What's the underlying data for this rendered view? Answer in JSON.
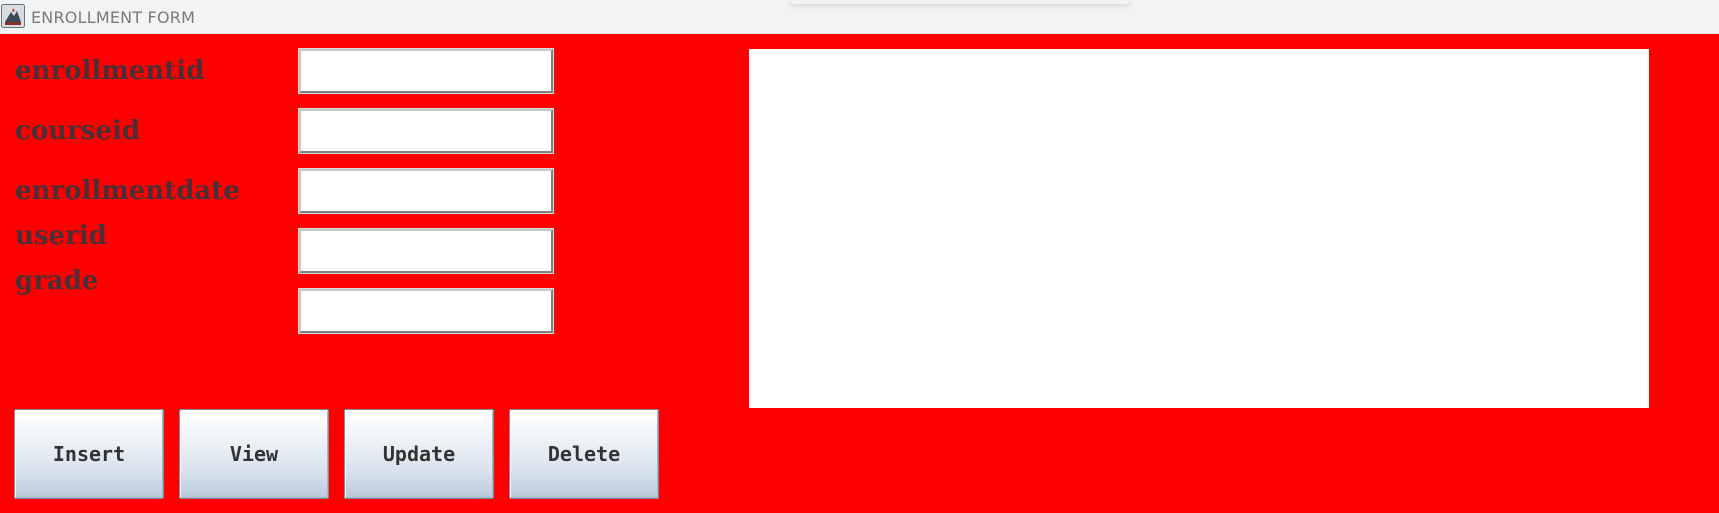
{
  "window": {
    "title": "ENROLLMENT FORM",
    "app_icon": "java-app-icon",
    "background_color": "#ff0000"
  },
  "form": {
    "fields": [
      {
        "label": "enrollmentid",
        "value": ""
      },
      {
        "label": "courseid",
        "value": ""
      },
      {
        "label": "enrollmentdate",
        "value": ""
      },
      {
        "label": "userid",
        "value": ""
      },
      {
        "label": "grade",
        "value": ""
      }
    ]
  },
  "output": {
    "content": ""
  },
  "buttons": {
    "insert": "Insert",
    "view": "View",
    "update": "Update",
    "delete": "Delete"
  }
}
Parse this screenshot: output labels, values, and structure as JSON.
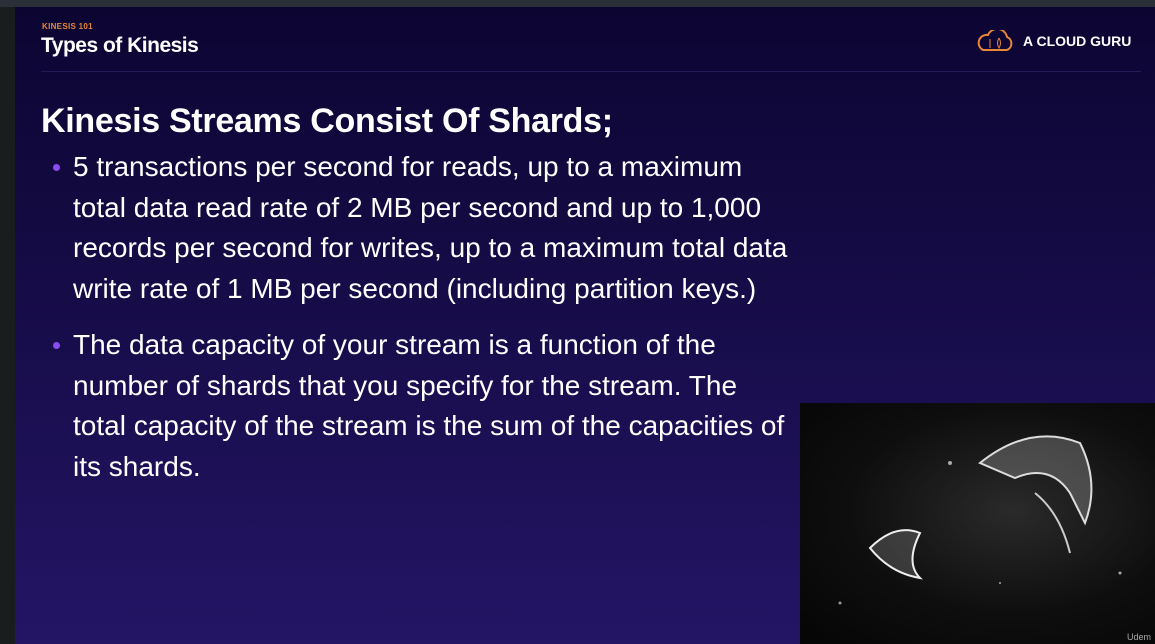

**TASK DETAILS**
Give back each entry exactly as it appears, with no pictures.

**SOLUTION FOR THIS EXERCISE**
What's the underlying data for this rendered view? Answer in JSON.
{
  "window": {
    "title": "ENROLLMENT FORM",
    "app_icon": "java-app-icon",
    "background_color": "#ff0000"
  },
  "form": {
    "fields": [
      {
        "label": "enrollmentid",
        "value": ""
      },
      {
        "label": "courseid",
        "value": ""
      },
      {
        "label": "enrollmentdate",
        "value": ""
      },
      {
        "label": "userid",
        "value": ""
      },
      {
        "label": "grade",
        "value": ""
      }
    ]
  },
  "output": {
    "content": ""
  },
  "buttons": {
    "insert": "Insert",
    "view": "View",
    "update": "Update",
    "delete": "Delete"
  }
}
Parse this screenshot: output labels, values, and structure as JSON.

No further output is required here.